TASK REQUIREMENTS: Output every line exactly as written. Leave out pictures.

PROVIDED MATERIAL:
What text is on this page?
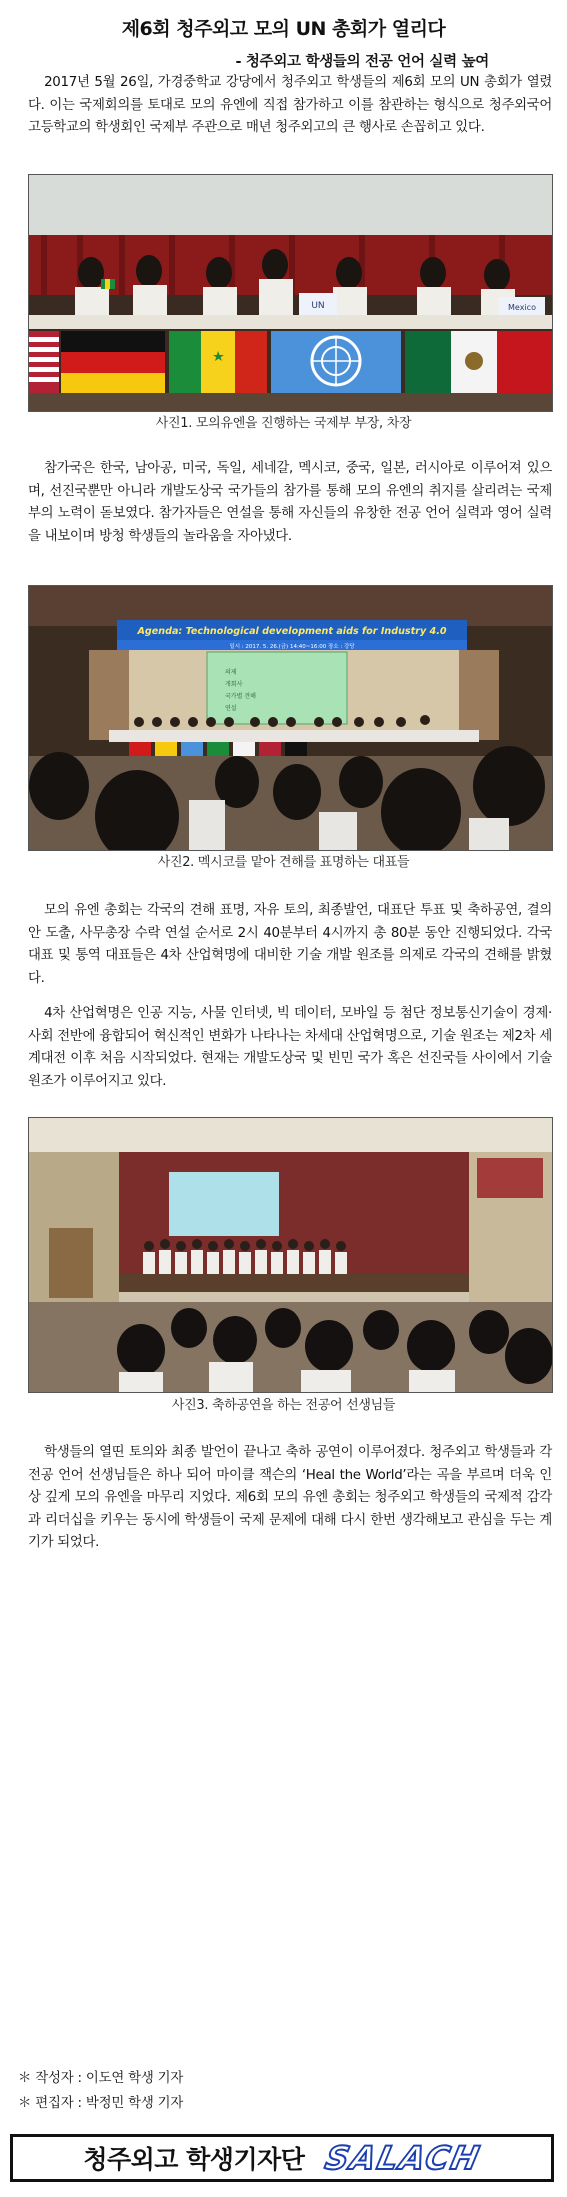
제6회 청주외고 모의 UN 총회가 열리다
- 청주외고 학생들의 전공 언어 실력 높여

2017년 5월 26일, 가경중학교 강당에서 청주외고 학생들의 제6회 모의 UN 총회가 열렸다. 이는 국제회의를 토대로 모의 유엔에 직접 참가하고 이를 참관하는 형식으로 청주외국어고등학교의 학생회인 국제부 주관으로 매년 청주외고의 큰 행사로 손꼽히고 있다.

UN	Mexico
사진1. 모의유엔을 진행하는 국제부 부장, 차장

참가국은 한국, 남아공, 미국, 독일, 세네갈, 멕시코, 중국, 일본, 러시아로 이루어져 있으며, 선진국뿐만 아니라 개발도상국 국가들의 참가를 통해 모의 유엔의 취지를 살리려는 국제부의 노력이 돋보였다. 참가자들은 연설을 통해 자신들의 유창한 전공 언어 실력과 영어 실력을 내보이며 방청 학생들의 놀라움을 자아냈다.

Agenda: Technological development aids for Industry 4.0
일시 : 2017. 5. 26.(금) 14:40~16:00 장소 : 강당
의제
개회사
국가별 견해
연설
사진2. 멕시코를 맡아 견해를 표명하는 대표들

모의 유엔 총회는 각국의 견해 표명, 자유 토의, 최종발언, 대표단 투표 및 축하공연, 결의안 도출, 사무총장 수락 연설 순서로 2시 40분부터 4시까지 총 80분 동안 진행되었다. 각국 대표 및 통역 대표들은 4차 산업혁명에 대비한 기술 개발 원조를 의제로 각국의 견해를 밝혔다.

4차 산업혁명은 인공 지능, 사물 인터넷, 빅 데이터, 모바일 등 첨단 정보통신기술이 경제·사회 전반에 융합되어 혁신적인 변화가 나타나는 차세대 산업혁명으로, 기술 원조는 제2차 세계대전 이후 처음 시작되었다. 현재는 개발도상국 및 빈민 국가 혹은 선진국들 사이에서 기술 원조가 이루어지고 있다.

사진3. 축하공연을 하는 전공어 선생님들

학생들의 열띤 토의와 최종 발언이 끝나고 축하 공연이 이루어졌다. 청주외고 학생들과 각 전공 언어 선생님들은 하나 되어 마이클 잭슨의 ‘Heal the World’라는 곡을 부르며 더욱 인상 깊게 모의 유엔을 마무리 지었다. 제6회 모의 유엔 총회는 청주외고 학생들의 국제적 감각과 리더십을 키우는 동시에 학생들이 국제 문제에 대해 다시 한번 생각해보고 관심을 두는 계기가 되었다.

＊ 작성자 : 이도연 학생 기자
＊ 편집자 : 박정민 학생 기자
청주외고 학생기자단 SALACH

FULL SOLUTION:
What text is on this page?
제6회 청주외고 모의 UN 총회가 열리다
- 청주외고 학생들의 전공 언어 실력 높여

2017년 5월 26일, 가경중학교 강당에서 청주외고 학생들의 제6회 모의 UN 총회가 열렸다. 이는 국제회의를 토대로 모의 유엔에 직접 참가하고 이를 참관하는 형식으로 청주외국어고등학교의 학생회인 국제부 주관으로 매년 청주외고의 큰 행사로 손꼽히고 있다.

UN	Mexico
사진1. 모의유엔을 진행하는 국제부 부장, 차장

참가국은 한국, 남아공, 미국, 독일, 세네갈, 멕시코, 중국, 일본, 러시아로 이루어져 있으며, 선진국뿐만 아니라 개발도상국 국가들의 참가를 통해 모의 유엔의 취지를 살리려는 국제부의 노력이 돋보였다. 참가자들은 연설을 통해 자신들의 유창한 전공 언어 실력과 영어 실력을 내보이며 방청 학생들의 놀라움을 자아냈다.

Agenda: Technological development aids for Industry 4.0
일시 : 2017. 5. 26.(금) 14:40~16:00 장소 : 강당
의제
개회사
국가별 견해
연설
사진2. 멕시코를 맡아 견해를 표명하는 대표들

모의 유엔 총회는 각국의 견해 표명, 자유 토의, 최종발언, 대표단 투표 및 축하공연, 결의안 도출, 사무총장 수락 연설 순서로 2시 40분부터 4시까지 총 80분 동안 진행되었다. 각국 대표 및 통역 대표들은 4차 산업혁명에 대비한 기술 개발 원조를 의제로 각국의 견해를 밝혔다.

4차 산업혁명은 인공 지능, 사물 인터넷, 빅 데이터, 모바일 등 첨단 정보통신기술이 경제·사회 전반에 융합되어 혁신적인 변화가 나타나는 차세대 산업혁명으로, 기술 원조는 제2차 세계대전 이후 처음 시작되었다. 현재는 개발도상국 및 빈민 국가 혹은 선진국들 사이에서 기술 원조가 이루어지고 있다.

사진3. 축하공연을 하는 전공어 선생님들

학생들의 열띤 토의와 최종 발언이 끝나고 축하 공연이 이루어졌다. 청주외고 학생들과 각 전공 언어 선생님들은 하나 되어 마이클 잭슨의 ‘Heal the World’라는 곡을 부르며 더욱 인상 깊게 모의 유엔을 마무리 지었다. 제6회 모의 유엔 총회는 청주외고 학생들의 국제적 감각과 리더십을 키우는 동시에 학생들이 국제 문제에 대해 다시 한번 생각해보고 관심을 두는 계기가 되었다.

＊ 작성자 : 이도연 학생 기자
＊ 편집자 : 박정민 학생 기자
청주외고 학생기자단 SALACH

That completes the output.